## [DIRECTIVE]
Show all lines holding "text".

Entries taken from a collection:
%%
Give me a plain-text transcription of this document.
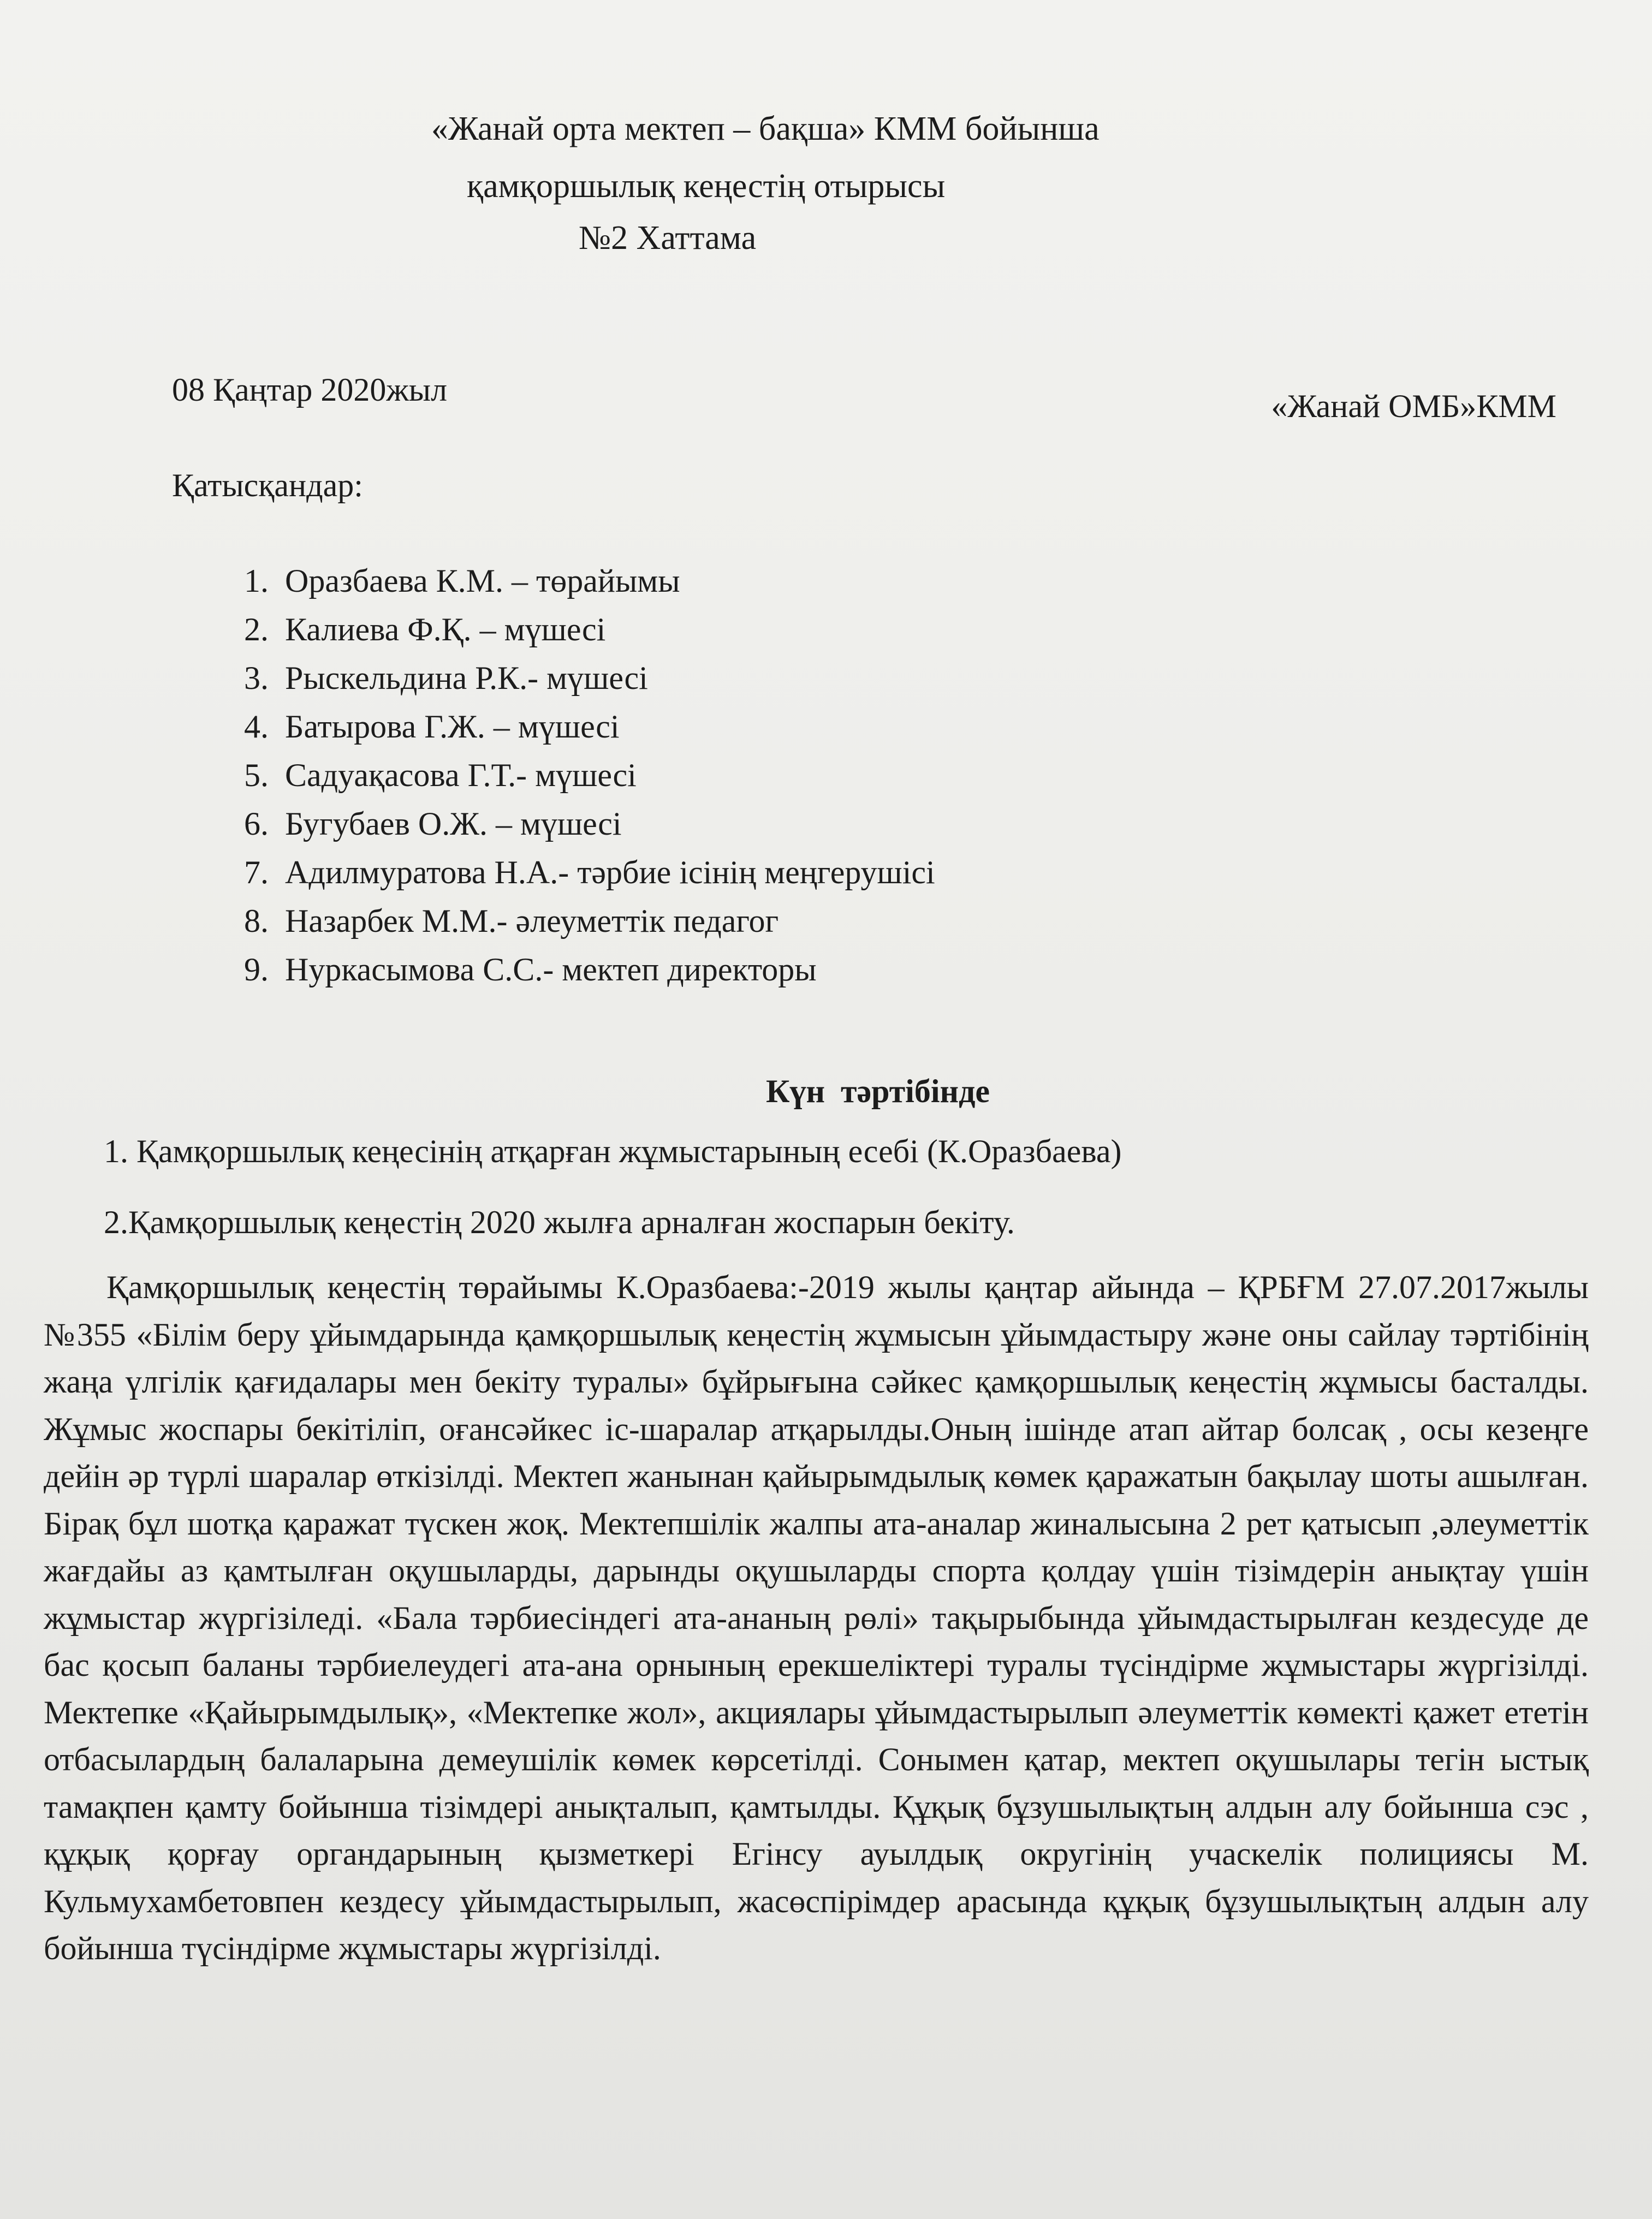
«Жанай орта мектеп – бақша» КММ бойынша
қамқоршылық кеңестің отырысы
№2 Хаттама
08 Қаңтар 2020жыл	«Жанай ОМБ»КММ
Қатысқандар:
1. Оразбаева К.М. – төрайымы
2. Калиева Ф.Қ. – мүшесі
3. Рыскельдина Р.К.- мүшесі
4. Батырова Г.Ж. – мүшесі
5. Садуақасова Г.Т.- мүшесі
6. Бугубаев О.Ж. – мүшесі
7. Адилмуратова Н.А.- тәрбие ісінің меңгерушісі
8. Назарбек М.М.- әлеуметтік педагог
9. Нуркасымова С.С.- мектеп директоры
Күн тәртібінде
1. Қамқоршылық кеңесінің атқарған жұмыстарының есебі (К.Оразбаева)
2.Қамқоршылық кеңестің 2020 жылға арналған жоспарын бекіту.

Қамқоршылық кеңестің төрайымы К.Оразбаева:-2019 жылы қаңтар айында – ҚРБҒМ 27.07.2017жылы №355 «Білім беру ұйымдарында қамқоршылық кеңестің жұмысын ұйымдастыру және оны сайлау тәртібінің жаңа үлгілік қағидалары мен бекіту туралы» бұйрығына сәйкес қамқоршылық кеңестің жұмысы басталды. Жұмыс жоспары бекітіліп, оғансәйкес іс-шаралар атқарылды.Оның ішінде атап айтар болсақ , осы кезеңге дейін әр түрлі шаралар өткізілді. Мектеп жанынан қайырымдылық көмек қаражатын бақылау шоты ашылған. Бірақ бұл шотқа қаражат түскен жоқ. Мектепшілік жалпы ата-аналар жиналысына 2 рет қатысып ,әлеуметтік жағдайы аз қамтылған оқушыларды, дарынды оқушыларды спорта қолдау үшін тізімдерін анықтау үшін жұмыстар жүргізіледі. «Бала тәрбиесіндегі ата-ананың рөлі» тақырыбында ұйымдастырылған кездесуде де бас қосып баланы тәрбиелеудегі ата-ана орнының ерекшеліктері туралы түсіндірме жұмыстары жүргізілді. Мектепке «Қайырымдылық», «Мектепке жол», акциялары ұйымдастырылып әлеуметтік көмекті қажет ететін отбасылардың балаларына демеушілік көмек көрсетілді. Сонымен қатар, мектеп оқушылары тегін ыстық тамақпен қамту бойынша тізімдері анықталып, қамтылды. Құқық бұзушылықтың алдын алу бойынша сэс , құқық қорғау органдарының қызметкері Егінсу ауылдық округінің учаскелік полициясы М. Кульмухамбетовпен кездесу ұйымдастырылып, жасөспірімдер арасында құқық бұзушылықтың алдын алу бойынша түсіндірме жұмыстары жүргізілді.
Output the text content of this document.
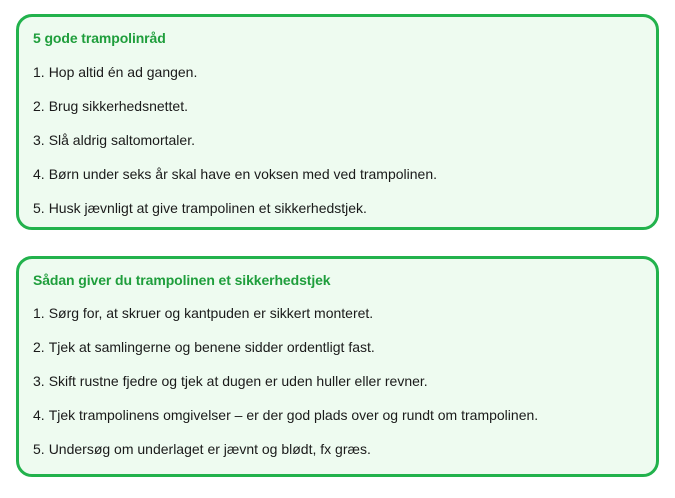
5 gode trampolinråd
1. Hop altid én ad gangen.
2. Brug sikkerhedsnettet.
3. Slå aldrig saltomortaler.
4. Børn under seks år skal have en voksen med ved trampolinen.
5. Husk jævnligt at give trampolinen et sikkerhedstjek.
Sådan giver du trampolinen et sikkerhedstjek
1. Sørg for, at skruer og kantpuden er sikkert monteret.
2. Tjek at samlingerne og benene sidder ordentligt fast.
3. Skift rustne fjedre og tjek at dugen er uden huller eller revner.
4. Tjek trampolinens omgivelser – er der god plads over og rundt om trampolinen.
5. Undersøg om underlaget er jævnt og blødt, fx græs.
%%
## [ANSWER BELOW]
Give me a plain-text transcription of this document.
Output the text content of this document.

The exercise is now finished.